Task prompt
Count how many lines have the word "amici" in them. Reply with that number by itself.

Records for this task
>> Start

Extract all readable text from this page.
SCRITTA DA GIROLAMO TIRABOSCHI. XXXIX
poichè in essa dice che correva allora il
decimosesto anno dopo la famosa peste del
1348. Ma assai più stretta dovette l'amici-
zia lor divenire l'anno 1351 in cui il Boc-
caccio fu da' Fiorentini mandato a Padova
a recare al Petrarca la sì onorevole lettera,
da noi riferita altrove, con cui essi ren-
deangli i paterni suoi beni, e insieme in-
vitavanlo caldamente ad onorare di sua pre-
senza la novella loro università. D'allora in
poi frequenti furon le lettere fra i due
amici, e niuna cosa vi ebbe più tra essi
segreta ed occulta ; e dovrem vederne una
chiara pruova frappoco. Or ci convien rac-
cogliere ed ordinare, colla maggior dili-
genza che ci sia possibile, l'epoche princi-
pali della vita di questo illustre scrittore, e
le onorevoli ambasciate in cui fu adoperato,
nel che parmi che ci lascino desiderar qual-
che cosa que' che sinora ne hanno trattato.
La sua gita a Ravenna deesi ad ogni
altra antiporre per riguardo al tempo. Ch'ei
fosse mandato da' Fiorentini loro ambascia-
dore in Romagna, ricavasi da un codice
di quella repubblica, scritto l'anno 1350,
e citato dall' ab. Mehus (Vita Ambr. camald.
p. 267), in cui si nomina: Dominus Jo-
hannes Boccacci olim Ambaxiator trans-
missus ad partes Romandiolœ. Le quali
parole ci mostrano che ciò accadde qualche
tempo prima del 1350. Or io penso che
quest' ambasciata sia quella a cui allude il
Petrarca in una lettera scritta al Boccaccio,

>> End

Exercise response
2